— begin Recorded data —

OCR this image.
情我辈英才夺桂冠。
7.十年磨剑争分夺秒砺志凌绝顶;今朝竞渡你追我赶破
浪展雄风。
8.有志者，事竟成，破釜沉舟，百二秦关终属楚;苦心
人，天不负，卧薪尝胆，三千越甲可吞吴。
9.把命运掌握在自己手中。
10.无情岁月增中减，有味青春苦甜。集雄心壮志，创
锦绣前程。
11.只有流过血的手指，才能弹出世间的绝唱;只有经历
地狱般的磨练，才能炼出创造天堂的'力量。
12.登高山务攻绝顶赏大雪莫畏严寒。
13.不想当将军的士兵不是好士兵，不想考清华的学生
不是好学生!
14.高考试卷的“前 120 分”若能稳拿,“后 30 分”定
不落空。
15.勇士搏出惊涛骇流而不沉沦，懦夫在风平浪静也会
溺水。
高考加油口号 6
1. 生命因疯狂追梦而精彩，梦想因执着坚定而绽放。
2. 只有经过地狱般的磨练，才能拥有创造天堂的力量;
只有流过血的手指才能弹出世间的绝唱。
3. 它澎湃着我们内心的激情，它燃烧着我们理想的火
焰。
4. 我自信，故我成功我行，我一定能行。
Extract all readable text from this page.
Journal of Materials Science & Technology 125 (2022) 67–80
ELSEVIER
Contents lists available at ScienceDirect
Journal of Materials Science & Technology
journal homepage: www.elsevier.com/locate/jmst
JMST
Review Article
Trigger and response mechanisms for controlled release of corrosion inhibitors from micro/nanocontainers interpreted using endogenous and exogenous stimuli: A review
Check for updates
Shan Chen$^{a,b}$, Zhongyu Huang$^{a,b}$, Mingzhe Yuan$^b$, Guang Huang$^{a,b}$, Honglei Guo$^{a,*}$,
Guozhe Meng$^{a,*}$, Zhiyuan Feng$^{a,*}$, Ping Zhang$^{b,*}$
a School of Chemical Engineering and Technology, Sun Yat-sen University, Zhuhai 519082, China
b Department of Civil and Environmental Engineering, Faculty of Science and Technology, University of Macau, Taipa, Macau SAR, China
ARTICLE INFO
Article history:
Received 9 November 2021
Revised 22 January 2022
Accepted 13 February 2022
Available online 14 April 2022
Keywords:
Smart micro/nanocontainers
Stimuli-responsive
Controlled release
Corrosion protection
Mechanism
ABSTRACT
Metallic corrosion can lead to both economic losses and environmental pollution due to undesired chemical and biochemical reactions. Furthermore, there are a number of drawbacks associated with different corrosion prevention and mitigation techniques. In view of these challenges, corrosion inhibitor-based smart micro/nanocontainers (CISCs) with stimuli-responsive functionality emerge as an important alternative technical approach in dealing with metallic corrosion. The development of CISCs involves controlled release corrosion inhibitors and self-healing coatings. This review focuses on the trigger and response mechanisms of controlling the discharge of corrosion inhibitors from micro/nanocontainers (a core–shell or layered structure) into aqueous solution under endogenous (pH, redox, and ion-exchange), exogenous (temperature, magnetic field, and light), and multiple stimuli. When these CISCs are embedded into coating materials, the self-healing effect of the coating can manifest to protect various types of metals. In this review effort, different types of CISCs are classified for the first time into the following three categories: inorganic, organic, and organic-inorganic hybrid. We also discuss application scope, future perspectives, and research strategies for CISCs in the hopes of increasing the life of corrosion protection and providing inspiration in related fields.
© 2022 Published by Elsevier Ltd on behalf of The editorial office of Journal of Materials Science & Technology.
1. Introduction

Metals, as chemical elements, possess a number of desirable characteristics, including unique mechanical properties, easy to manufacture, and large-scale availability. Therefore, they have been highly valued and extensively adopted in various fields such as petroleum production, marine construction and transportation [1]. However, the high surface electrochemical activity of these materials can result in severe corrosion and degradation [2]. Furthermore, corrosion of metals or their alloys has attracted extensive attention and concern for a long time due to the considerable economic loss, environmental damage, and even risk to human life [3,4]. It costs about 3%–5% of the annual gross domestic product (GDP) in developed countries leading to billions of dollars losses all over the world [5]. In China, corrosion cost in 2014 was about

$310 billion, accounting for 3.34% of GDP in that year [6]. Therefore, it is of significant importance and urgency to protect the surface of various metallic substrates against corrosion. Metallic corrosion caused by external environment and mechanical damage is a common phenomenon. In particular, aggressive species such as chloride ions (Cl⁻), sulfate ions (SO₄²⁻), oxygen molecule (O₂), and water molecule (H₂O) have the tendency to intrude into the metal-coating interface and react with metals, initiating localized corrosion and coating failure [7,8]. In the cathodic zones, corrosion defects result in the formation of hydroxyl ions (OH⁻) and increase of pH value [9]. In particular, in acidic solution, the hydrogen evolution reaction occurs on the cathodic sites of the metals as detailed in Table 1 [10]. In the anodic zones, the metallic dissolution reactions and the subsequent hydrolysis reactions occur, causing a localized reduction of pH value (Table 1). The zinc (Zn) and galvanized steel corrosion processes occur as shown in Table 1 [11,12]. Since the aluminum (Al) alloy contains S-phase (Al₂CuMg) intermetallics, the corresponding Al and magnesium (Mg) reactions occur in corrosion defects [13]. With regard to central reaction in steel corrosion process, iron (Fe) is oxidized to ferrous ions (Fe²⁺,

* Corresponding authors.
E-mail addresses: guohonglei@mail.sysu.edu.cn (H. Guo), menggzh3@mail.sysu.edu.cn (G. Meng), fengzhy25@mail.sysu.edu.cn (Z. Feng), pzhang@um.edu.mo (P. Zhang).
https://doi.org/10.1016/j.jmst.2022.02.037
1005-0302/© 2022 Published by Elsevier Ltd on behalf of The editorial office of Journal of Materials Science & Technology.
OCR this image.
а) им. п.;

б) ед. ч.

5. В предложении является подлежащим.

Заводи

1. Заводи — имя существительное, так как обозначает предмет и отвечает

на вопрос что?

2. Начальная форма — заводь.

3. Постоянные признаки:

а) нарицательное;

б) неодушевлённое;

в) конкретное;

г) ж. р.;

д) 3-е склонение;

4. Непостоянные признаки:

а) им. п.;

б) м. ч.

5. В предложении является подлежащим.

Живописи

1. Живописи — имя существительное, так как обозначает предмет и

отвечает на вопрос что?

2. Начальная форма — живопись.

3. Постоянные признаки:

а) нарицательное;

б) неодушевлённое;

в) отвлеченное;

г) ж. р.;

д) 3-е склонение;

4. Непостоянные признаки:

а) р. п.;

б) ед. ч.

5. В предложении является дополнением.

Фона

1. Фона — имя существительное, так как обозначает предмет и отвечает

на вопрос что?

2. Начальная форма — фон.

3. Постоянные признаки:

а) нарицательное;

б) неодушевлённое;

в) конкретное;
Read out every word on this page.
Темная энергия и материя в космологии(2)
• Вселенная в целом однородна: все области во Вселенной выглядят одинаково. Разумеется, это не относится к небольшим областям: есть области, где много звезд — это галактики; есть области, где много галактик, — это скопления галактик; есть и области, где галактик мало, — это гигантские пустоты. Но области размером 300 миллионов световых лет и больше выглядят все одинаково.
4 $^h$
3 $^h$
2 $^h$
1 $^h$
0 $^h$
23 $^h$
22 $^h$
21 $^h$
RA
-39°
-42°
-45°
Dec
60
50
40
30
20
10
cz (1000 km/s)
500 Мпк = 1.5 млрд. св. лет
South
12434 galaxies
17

— end Recorded data —

* **Instructions for the task**
Every record should be given again exactly.

* **Finished task**
OCR this image.
情我辈英才夺桂冠。
7.十年磨剑争分夺秒砺志凌绝顶;今朝竞渡你追我赶破
浪展雄风。
8.有志者，事竟成，破釜沉舟，百二秦关终属楚;苦心
人，天不负，卧薪尝胆，三千越甲可吞吴。
9.把命运掌握在自己手中。
10.无情岁月增中减，有味青春苦甜。集雄心壮志，创
锦绣前程。
11.只有流过血的手指，才能弹出世间的绝唱;只有经历
地狱般的磨练，才能炼出创造天堂的'力量。
12.登高山务攻绝顶赏大雪莫畏严寒。
13.不想当将军的士兵不是好士兵，不想考清华的学生
不是好学生!
14.高考试卷的“前 120 分”若能稳拿,“后 30 分”定
不落空。
15.勇士搏出惊涛骇流而不沉沦，懦夫在风平浪静也会
溺水。
高考加油口号 6
1. 生命因疯狂追梦而精彩，梦想因执着坚定而绽放。
2. 只有经过地狱般的磨练，才能拥有创造天堂的力量;
只有流过血的手指才能弹出世间的绝唱。
3. 它澎湃着我们内心的激情，它燃烧着我们理想的火
焰。
4. 我自信，故我成功我行，我一定能行。
Extract all readable text from this page.
Journal of Materials Science & Technology 125 (2022) 67–80
ELSEVIER
Contents lists available at ScienceDirect
Journal of Materials Science & Technology
journal homepage: www.elsevier.com/locate/jmst
JMST
Review Article
Trigger and response mechanisms for controlled release of corrosion inhibitors from micro/nanocontainers interpreted using endogenous and exogenous stimuli: A review
Check for updates
Shan Chen$^{a,b}$, Zhongyu Huang$^{a,b}$, Mingzhe Yuan$^b$, Guang Huang$^{a,b}$, Honglei Guo$^{a,*}$,
Guozhe Meng$^{a,*}$, Zhiyuan Feng$^{a,*}$, Ping Zhang$^{b,*}$
a School of Chemical Engineering and Technology, Sun Yat-sen University, Zhuhai 519082, China
b Department of Civil and Environmental Engineering, Faculty of Science and Technology, University of Macau, Taipa, Macau SAR, China
ARTICLE INFO
Article history:
Received 9 November 2021
Revised 22 January 2022
Accepted 13 February 2022
Available online 14 April 2022
Keywords:
Smart micro/nanocontainers
Stimuli-responsive
Controlled release
Corrosion protection
Mechanism
ABSTRACT
Metallic corrosion can lead to both economic losses and environmental pollution due to undesired chemical and biochemical reactions. Furthermore, there are a number of drawbacks associated with different corrosion prevention and mitigation techniques. In view of these challenges, corrosion inhibitor-based smart micro/nanocontainers (CISCs) with stimuli-responsive functionality emerge as an important alternative technical approach in dealing with metallic corrosion. The development of CISCs involves controlled release corrosion inhibitors and self-healing coatings. This review focuses on the trigger and response mechanisms of controlling the discharge of corrosion inhibitors from micro/nanocontainers (a core–shell or layered structure) into aqueous solution under endogenous (pH, redox, and ion-exchange), exogenous (temperature, magnetic field, and light), and multiple stimuli. When these CISCs are embedded into coating materials, the self-healing effect of the coating can manifest to protect various types of metals. In this review effort, different types of CISCs are classified for the first time into the following three categories: inorganic, organic, and organic-inorganic hybrid. We also discuss application scope, future perspectives, and research strategies for CISCs in the hopes of increasing the life of corrosion protection and providing inspiration in related fields.
© 2022 Published by Elsevier Ltd on behalf of The editorial office of Journal of Materials Science & Technology.
1. Introduction

Metals, as chemical elements, possess a number of desirable characteristics, including unique mechanical properties, easy to manufacture, and large-scale availability. Therefore, they have been highly valued and extensively adopted in various fields such as petroleum production, marine construction and transportation [1]. However, the high surface electrochemical activity of these materials can result in severe corrosion and degradation [2]. Furthermore, corrosion of metals or their alloys has attracted extensive attention and concern for a long time due to the considerable economic loss, environmental damage, and even risk to human life [3,4]. It costs about 3%–5% of the annual gross domestic product (GDP) in developed countries leading to billions of dollars losses all over the world [5]. In China, corrosion cost in 2014 was about

$310 billion, accounting for 3.34% of GDP in that year [6]. Therefore, it is of significant importance and urgency to protect the surface of various metallic substrates against corrosion. Metallic corrosion caused by external environment and mechanical damage is a common phenomenon. In particular, aggressive species such as chloride ions (Cl⁻), sulfate ions (SO₄²⁻), oxygen molecule (O₂), and water molecule (H₂O) have the tendency to intrude into the metal-coating interface and react with metals, initiating localized corrosion and coating failure [7,8]. In the cathodic zones, corrosion defects result in the formation of hydroxyl ions (OH⁻) and increase of pH value [9]. In particular, in acidic solution, the hydrogen evolution reaction occurs on the cathodic sites of the metals as detailed in Table 1 [10]. In the anodic zones, the metallic dissolution reactions and the subsequent hydrolysis reactions occur, causing a localized reduction of pH value (Table 1). The zinc (Zn) and galvanized steel corrosion processes occur as shown in Table 1 [11,12]. Since the aluminum (Al) alloy contains S-phase (Al₂CuMg) intermetallics, the corresponding Al and magnesium (Mg) reactions occur in corrosion defects [13]. With regard to central reaction in steel corrosion process, iron (Fe) is oxidized to ferrous ions (Fe²⁺,

* Corresponding authors.
E-mail addresses: guohonglei@mail.sysu.edu.cn (H. Guo), menggzh3@mail.sysu.edu.cn (G. Meng), fengzhy25@mail.sysu.edu.cn (Z. Feng), pzhang@um.edu.mo (P. Zhang).
https://doi.org/10.1016/j.jmst.2022.02.037
1005-0302/© 2022 Published by Elsevier Ltd on behalf of The editorial office of Journal of Materials Science & Technology.
OCR this image.
а) им. п.;

б) ед. ч.

5. В предложении является подлежащим.

Заводи

1. Заводи — имя существительное, так как обозначает предмет и отвечает

на вопрос что?

2. Начальная форма — заводь.

3. Постоянные признаки:

а) нарицательное;

б) неодушевлённое;

в) конкретное;

г) ж. р.;

д) 3-е склонение;

4. Непостоянные признаки:

а) им. п.;

б) м. ч.

5. В предложении является подлежащим.

Живописи

1. Живописи — имя существительное, так как обозначает предмет и

отвечает на вопрос что?

2. Начальная форма — живопись.

3. Постоянные признаки:

а) нарицательное;

б) неодушевлённое;

в) отвлеченное;

г) ж. р.;

д) 3-е склонение;

4. Непостоянные признаки:

а) р. п.;

б) ед. ч.

5. В предложении является дополнением.

Фона

1. Фона — имя существительное, так как обозначает предмет и отвечает

на вопрос что?

2. Начальная форма — фон.

3. Постоянные признаки:

а) нарицательное;

б) неодушевлённое;

в) конкретное;
Read out every word on this page.
Темная энергия и материя в космологии(2)
• Вселенная в целом однородна: все области во Вселенной выглядят одинаково. Разумеется, это не относится к небольшим областям: есть области, где много звезд — это галактики; есть области, где много галактик, — это скопления галактик; есть и области, где галактик мало, — это гигантские пустоты. Но области размером 300 миллионов световых лет и больше выглядят все одинаково.
4 $^h$
3 $^h$
2 $^h$
1 $^h$
0 $^h$
23 $^h$
22 $^h$
21 $^h$
RA
-39°
-42°
-45°
Dec
60
50
40
30
20
10
cz (1000 km/s)
500 Мпк = 1.5 млрд. св. лет
South
12434 galaxies
17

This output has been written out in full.